Go through the material and pull out every line with the string "connection" in it.

====== INPUT ROWS

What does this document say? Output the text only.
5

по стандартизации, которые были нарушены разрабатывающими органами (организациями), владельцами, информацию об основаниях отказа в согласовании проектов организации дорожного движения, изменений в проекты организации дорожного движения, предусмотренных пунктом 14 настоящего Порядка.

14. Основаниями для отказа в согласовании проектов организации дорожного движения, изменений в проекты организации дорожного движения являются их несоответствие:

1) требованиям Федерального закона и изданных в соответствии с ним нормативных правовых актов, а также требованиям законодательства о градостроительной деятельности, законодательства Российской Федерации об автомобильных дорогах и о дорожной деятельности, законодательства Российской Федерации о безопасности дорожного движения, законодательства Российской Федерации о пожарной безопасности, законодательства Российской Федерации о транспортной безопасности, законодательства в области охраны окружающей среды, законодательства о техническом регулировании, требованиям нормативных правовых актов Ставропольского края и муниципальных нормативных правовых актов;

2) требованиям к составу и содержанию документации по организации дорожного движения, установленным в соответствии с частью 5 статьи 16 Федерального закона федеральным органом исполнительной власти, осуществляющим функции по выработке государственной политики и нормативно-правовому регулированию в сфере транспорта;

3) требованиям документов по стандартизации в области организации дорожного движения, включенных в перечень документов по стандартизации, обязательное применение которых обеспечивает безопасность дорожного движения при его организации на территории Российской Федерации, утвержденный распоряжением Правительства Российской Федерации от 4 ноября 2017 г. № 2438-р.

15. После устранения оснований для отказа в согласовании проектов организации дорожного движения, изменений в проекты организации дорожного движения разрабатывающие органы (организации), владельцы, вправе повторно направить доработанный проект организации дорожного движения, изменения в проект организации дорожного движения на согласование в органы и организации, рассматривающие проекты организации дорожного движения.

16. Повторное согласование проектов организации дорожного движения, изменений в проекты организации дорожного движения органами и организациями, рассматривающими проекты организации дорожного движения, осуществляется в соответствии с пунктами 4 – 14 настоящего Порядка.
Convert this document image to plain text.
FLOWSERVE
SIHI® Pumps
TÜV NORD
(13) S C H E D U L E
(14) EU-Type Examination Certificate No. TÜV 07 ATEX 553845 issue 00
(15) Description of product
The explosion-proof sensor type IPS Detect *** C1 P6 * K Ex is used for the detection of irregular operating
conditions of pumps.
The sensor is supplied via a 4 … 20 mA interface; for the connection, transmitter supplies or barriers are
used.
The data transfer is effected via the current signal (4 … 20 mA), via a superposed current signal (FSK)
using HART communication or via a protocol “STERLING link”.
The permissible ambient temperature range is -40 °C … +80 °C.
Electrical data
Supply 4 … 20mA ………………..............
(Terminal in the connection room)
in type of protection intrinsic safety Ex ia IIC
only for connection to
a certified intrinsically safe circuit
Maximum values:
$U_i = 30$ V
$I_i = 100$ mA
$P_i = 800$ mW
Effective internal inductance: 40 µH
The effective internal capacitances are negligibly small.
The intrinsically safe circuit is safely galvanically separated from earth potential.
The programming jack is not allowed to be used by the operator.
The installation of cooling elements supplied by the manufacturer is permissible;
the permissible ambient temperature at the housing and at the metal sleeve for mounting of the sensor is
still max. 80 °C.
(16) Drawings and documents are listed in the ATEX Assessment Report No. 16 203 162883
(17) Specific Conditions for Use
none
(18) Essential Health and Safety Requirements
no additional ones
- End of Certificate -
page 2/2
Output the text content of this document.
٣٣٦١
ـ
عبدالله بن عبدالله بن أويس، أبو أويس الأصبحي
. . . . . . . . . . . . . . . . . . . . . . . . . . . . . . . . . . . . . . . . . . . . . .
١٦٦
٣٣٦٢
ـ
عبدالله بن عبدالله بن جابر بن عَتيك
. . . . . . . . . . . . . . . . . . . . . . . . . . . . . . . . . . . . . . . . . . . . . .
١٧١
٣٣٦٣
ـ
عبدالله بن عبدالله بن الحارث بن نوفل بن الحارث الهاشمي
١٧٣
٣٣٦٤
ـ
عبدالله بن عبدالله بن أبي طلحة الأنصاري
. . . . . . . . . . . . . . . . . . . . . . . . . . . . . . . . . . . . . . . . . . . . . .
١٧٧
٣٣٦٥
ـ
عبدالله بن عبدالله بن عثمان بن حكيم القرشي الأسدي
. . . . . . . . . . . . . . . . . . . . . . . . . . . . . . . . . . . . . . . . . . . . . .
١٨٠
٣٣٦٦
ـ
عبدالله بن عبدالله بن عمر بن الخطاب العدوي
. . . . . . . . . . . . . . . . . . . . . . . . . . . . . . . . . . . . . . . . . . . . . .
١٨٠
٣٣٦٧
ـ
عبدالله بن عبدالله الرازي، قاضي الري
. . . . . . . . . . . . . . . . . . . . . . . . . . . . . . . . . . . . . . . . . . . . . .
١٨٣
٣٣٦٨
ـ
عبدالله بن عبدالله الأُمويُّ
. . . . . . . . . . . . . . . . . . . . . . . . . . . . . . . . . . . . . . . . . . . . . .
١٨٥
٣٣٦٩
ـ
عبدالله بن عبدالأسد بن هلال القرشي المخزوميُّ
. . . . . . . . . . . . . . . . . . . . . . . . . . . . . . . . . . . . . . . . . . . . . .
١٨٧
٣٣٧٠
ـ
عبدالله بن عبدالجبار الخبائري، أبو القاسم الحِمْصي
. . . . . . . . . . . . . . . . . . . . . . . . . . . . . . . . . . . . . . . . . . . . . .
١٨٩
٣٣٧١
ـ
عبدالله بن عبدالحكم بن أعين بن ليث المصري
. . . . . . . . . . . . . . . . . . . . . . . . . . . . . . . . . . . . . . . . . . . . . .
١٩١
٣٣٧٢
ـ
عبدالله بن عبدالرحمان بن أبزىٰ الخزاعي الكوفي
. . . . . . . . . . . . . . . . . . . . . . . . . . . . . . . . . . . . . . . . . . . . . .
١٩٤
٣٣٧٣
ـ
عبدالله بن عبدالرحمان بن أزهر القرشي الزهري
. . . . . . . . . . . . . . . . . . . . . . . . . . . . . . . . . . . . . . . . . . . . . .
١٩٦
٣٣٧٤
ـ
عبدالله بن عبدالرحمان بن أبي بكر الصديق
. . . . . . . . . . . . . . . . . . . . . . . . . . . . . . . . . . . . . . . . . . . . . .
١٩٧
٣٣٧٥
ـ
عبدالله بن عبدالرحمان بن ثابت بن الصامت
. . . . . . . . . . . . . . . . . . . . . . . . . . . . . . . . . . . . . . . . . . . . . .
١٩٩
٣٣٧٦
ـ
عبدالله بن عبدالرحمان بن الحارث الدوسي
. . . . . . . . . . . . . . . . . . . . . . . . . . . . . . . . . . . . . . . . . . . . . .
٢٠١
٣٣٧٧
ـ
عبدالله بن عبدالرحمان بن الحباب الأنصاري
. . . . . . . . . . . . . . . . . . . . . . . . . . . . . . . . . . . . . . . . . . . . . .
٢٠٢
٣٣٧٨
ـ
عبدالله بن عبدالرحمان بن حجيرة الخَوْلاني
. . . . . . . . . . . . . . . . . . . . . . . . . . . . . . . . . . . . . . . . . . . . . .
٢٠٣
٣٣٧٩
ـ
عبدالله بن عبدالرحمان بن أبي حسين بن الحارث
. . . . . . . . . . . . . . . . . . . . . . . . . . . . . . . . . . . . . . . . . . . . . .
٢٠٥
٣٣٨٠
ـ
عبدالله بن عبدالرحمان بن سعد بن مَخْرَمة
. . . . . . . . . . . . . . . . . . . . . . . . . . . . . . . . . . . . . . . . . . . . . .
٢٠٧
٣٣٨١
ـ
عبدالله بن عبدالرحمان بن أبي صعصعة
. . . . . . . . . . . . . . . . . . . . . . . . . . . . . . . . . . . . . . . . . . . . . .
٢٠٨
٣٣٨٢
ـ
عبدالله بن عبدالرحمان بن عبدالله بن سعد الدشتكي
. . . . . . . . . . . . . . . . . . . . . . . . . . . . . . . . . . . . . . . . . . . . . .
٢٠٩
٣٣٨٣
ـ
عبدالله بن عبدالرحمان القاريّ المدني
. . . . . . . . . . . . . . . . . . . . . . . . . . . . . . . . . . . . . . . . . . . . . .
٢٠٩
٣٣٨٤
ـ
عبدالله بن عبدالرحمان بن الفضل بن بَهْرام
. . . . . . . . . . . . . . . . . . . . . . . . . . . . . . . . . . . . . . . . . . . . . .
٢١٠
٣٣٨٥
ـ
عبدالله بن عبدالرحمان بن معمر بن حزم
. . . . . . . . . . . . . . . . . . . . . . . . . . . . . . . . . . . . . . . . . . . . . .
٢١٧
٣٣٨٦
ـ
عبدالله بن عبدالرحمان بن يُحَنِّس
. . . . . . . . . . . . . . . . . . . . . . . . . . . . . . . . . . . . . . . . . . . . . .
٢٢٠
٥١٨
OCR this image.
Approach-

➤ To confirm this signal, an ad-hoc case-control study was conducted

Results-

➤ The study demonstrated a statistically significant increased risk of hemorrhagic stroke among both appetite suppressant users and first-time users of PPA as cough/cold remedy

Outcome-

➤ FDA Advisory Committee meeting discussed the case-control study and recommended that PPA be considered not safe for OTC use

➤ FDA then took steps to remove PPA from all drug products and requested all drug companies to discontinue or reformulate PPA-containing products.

============

### [CORRECT OUTPUT]
The sensor is supplied via a 4 … 20 mA interface; for the connection, transmitter supplies or barriers are
(Terminal in the connection room)
only for connection to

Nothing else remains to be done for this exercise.